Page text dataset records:
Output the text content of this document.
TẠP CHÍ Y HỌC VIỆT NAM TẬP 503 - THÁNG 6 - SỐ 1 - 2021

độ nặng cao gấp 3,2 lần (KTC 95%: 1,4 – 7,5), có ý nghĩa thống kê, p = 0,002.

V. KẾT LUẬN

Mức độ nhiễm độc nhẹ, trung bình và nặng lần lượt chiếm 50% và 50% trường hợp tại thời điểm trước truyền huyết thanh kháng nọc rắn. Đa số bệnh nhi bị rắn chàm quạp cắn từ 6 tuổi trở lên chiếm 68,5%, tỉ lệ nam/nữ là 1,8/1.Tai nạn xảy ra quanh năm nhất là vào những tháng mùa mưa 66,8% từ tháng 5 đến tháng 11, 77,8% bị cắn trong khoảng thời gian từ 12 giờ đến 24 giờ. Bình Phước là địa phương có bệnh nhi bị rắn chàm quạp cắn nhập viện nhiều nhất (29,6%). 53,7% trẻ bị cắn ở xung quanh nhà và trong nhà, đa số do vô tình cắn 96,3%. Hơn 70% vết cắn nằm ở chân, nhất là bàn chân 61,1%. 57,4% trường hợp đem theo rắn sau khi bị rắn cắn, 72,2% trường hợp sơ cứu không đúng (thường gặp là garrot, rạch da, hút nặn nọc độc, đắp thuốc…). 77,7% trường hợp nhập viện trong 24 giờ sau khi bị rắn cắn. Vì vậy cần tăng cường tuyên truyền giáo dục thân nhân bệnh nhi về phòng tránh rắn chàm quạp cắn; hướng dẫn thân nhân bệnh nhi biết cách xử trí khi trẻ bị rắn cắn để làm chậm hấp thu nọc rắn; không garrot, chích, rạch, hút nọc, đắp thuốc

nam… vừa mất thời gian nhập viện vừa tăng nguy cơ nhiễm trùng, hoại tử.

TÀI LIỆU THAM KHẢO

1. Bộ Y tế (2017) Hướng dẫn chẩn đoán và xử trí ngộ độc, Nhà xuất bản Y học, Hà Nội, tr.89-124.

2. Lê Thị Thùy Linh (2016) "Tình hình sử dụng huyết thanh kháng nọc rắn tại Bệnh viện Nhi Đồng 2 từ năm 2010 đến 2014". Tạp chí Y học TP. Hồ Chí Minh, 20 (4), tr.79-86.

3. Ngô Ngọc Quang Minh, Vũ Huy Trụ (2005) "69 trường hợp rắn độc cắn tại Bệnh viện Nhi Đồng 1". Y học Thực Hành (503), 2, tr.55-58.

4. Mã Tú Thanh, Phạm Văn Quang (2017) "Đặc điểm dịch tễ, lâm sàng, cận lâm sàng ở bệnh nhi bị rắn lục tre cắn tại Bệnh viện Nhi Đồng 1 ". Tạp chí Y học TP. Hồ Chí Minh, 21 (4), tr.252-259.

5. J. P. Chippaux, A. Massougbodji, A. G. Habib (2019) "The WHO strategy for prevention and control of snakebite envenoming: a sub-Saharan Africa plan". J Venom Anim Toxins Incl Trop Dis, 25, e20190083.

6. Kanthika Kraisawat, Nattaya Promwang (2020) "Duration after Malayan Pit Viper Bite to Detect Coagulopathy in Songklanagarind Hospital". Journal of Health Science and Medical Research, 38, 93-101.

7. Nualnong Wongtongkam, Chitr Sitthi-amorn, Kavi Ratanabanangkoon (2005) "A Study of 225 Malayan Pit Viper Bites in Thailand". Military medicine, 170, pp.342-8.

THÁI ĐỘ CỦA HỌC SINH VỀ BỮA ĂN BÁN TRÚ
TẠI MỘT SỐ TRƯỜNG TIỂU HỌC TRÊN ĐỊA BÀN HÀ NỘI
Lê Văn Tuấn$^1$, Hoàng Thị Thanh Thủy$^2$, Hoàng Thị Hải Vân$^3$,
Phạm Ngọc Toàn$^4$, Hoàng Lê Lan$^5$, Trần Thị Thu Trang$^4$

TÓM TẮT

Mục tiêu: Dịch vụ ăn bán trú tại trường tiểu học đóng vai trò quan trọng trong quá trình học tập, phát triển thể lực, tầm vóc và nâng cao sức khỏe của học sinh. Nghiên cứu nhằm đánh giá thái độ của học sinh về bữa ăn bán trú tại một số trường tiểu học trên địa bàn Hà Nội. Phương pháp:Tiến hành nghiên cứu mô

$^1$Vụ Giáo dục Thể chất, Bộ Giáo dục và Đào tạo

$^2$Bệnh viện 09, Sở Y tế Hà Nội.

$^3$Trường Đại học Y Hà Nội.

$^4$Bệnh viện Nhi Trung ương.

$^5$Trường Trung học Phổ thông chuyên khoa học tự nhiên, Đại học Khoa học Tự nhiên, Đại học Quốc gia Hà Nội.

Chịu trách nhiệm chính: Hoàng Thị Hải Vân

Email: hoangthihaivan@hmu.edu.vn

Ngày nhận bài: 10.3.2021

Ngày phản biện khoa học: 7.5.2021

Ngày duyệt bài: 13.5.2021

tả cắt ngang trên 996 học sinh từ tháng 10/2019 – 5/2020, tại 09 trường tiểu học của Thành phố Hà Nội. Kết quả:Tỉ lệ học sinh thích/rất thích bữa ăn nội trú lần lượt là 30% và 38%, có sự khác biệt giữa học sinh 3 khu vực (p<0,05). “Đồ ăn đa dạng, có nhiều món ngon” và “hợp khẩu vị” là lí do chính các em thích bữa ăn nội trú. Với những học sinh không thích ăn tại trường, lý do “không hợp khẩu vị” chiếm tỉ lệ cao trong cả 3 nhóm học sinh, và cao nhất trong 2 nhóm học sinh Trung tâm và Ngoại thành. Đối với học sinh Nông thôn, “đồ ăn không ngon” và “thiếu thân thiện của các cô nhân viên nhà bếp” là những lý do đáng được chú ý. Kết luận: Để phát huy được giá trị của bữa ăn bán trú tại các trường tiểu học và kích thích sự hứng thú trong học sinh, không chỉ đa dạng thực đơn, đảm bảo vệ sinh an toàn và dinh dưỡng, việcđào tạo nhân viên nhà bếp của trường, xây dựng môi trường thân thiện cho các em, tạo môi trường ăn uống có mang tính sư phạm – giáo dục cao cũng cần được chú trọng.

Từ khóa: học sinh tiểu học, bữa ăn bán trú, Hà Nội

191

● **Task to complete**
Each entry above needs to be output exactly as written.

● **Answer area**
Output the text content of this document.
TẠP CHÍ Y HỌC VIỆT NAM TẬP 503 - THÁNG 6 - SỐ 1 - 2021

độ nặng cao gấp 3,2 lần (KTC 95%: 1,4 – 7,5), có ý nghĩa thống kê, p = 0,002.

V. KẾT LUẬN

Mức độ nhiễm độc nhẹ, trung bình và nặng lần lượt chiếm 50% và 50% trường hợp tại thời điểm trước truyền huyết thanh kháng nọc rắn. Đa số bệnh nhi bị rắn chàm quạp cắn từ 6 tuổi trở lên chiếm 68,5%, tỉ lệ nam/nữ là 1,8/1.Tai nạn xảy ra quanh năm nhất là vào những tháng mùa mưa 66,8% từ tháng 5 đến tháng 11, 77,8% bị cắn trong khoảng thời gian từ 12 giờ đến 24 giờ. Bình Phước là địa phương có bệnh nhi bị rắn chàm quạp cắn nhập viện nhiều nhất (29,6%). 53,7% trẻ bị cắn ở xung quanh nhà và trong nhà, đa số do vô tình cắn 96,3%. Hơn 70% vết cắn nằm ở chân, nhất là bàn chân 61,1%. 57,4% trường hợp đem theo rắn sau khi bị rắn cắn, 72,2% trường hợp sơ cứu không đúng (thường gặp là garrot, rạch da, hút nặn nọc độc, đắp thuốc…). 77,7% trường hợp nhập viện trong 24 giờ sau khi bị rắn cắn. Vì vậy cần tăng cường tuyên truyền giáo dục thân nhân bệnh nhi về phòng tránh rắn chàm quạp cắn; hướng dẫn thân nhân bệnh nhi biết cách xử trí khi trẻ bị rắn cắn để làm chậm hấp thu nọc rắn; không garrot, chích, rạch, hút nọc, đắp thuốc

nam… vừa mất thời gian nhập viện vừa tăng nguy cơ nhiễm trùng, hoại tử.

TÀI LIỆU THAM KHẢO

1. Bộ Y tế (2017) Hướng dẫn chẩn đoán và xử trí ngộ độc, Nhà xuất bản Y học, Hà Nội, tr.89-124.

2. Lê Thị Thùy Linh (2016) "Tình hình sử dụng huyết thanh kháng nọc rắn tại Bệnh viện Nhi Đồng 2 từ năm 2010 đến 2014". Tạp chí Y học TP. Hồ Chí Minh, 20 (4), tr.79-86.

3. Ngô Ngọc Quang Minh, Vũ Huy Trụ (2005) "69 trường hợp rắn độc cắn tại Bệnh viện Nhi Đồng 1". Y học Thực Hành (503), 2, tr.55-58.

4. Mã Tú Thanh, Phạm Văn Quang (2017) "Đặc điểm dịch tễ, lâm sàng, cận lâm sàng ở bệnh nhi bị rắn lục tre cắn tại Bệnh viện Nhi Đồng 1 ". Tạp chí Y học TP. Hồ Chí Minh, 21 (4), tr.252-259.

5. J. P. Chippaux, A. Massougbodji, A. G. Habib (2019) "The WHO strategy for prevention and control of snakebite envenoming: a sub-Saharan Africa plan". J Venom Anim Toxins Incl Trop Dis, 25, e20190083.

6. Kanthika Kraisawat, Nattaya Promwang (2020) "Duration after Malayan Pit Viper Bite to Detect Coagulopathy in Songklanagarind Hospital". Journal of Health Science and Medical Research, 38, 93-101.

7. Nualnong Wongtongkam, Chitr Sitthi-amorn, Kavi Ratanabanangkoon (2005) "A Study of 225 Malayan Pit Viper Bites in Thailand". Military medicine, 170, pp.342-8.

THÁI ĐỘ CỦA HỌC SINH VỀ BỮA ĂN BÁN TRÚ
TẠI MỘT SỐ TRƯỜNG TIỂU HỌC TRÊN ĐỊA BÀN HÀ NỘI
Lê Văn Tuấn$^1$, Hoàng Thị Thanh Thủy$^2$, Hoàng Thị Hải Vân$^3$,
Phạm Ngọc Toàn$^4$, Hoàng Lê Lan$^5$, Trần Thị Thu Trang$^4$

TÓM TẮT

Mục tiêu: Dịch vụ ăn bán trú tại trường tiểu học đóng vai trò quan trọng trong quá trình học tập, phát triển thể lực, tầm vóc và nâng cao sức khỏe của học sinh. Nghiên cứu nhằm đánh giá thái độ của học sinh về bữa ăn bán trú tại một số trường tiểu học trên địa bàn Hà Nội. Phương pháp:Tiến hành nghiên cứu mô

$^1$Vụ Giáo dục Thể chất, Bộ Giáo dục và Đào tạo

$^2$Bệnh viện 09, Sở Y tế Hà Nội.

$^3$Trường Đại học Y Hà Nội.

$^4$Bệnh viện Nhi Trung ương.

$^5$Trường Trung học Phổ thông chuyên khoa học tự nhiên, Đại học Khoa học Tự nhiên, Đại học Quốc gia Hà Nội.

Chịu trách nhiệm chính: Hoàng Thị Hải Vân

Email: hoangthihaivan@hmu.edu.vn

Ngày nhận bài: 10.3.2021

Ngày phản biện khoa học: 7.5.2021

Ngày duyệt bài: 13.5.2021

tả cắt ngang trên 996 học sinh từ tháng 10/2019 – 5/2020, tại 09 trường tiểu học của Thành phố Hà Nội. Kết quả:Tỉ lệ học sinh thích/rất thích bữa ăn nội trú lần lượt là 30% và 38%, có sự khác biệt giữa học sinh 3 khu vực (p<0,05). “Đồ ăn đa dạng, có nhiều món ngon” và “hợp khẩu vị” là lí do chính các em thích bữa ăn nội trú. Với những học sinh không thích ăn tại trường, lý do “không hợp khẩu vị” chiếm tỉ lệ cao trong cả 3 nhóm học sinh, và cao nhất trong 2 nhóm học sinh Trung tâm và Ngoại thành. Đối với học sinh Nông thôn, “đồ ăn không ngon” và “thiếu thân thiện của các cô nhân viên nhà bếp” là những lý do đáng được chú ý. Kết luận: Để phát huy được giá trị của bữa ăn bán trú tại các trường tiểu học và kích thích sự hứng thú trong học sinh, không chỉ đa dạng thực đơn, đảm bảo vệ sinh an toàn và dinh dưỡng, việcđào tạo nhân viên nhà bếp của trường, xây dựng môi trường thân thiện cho các em, tạo môi trường ăn uống có mang tính sư phạm – giáo dục cao cũng cần được chú trọng.

Từ khóa: học sinh tiểu học, bữa ăn bán trú, Hà Nội

191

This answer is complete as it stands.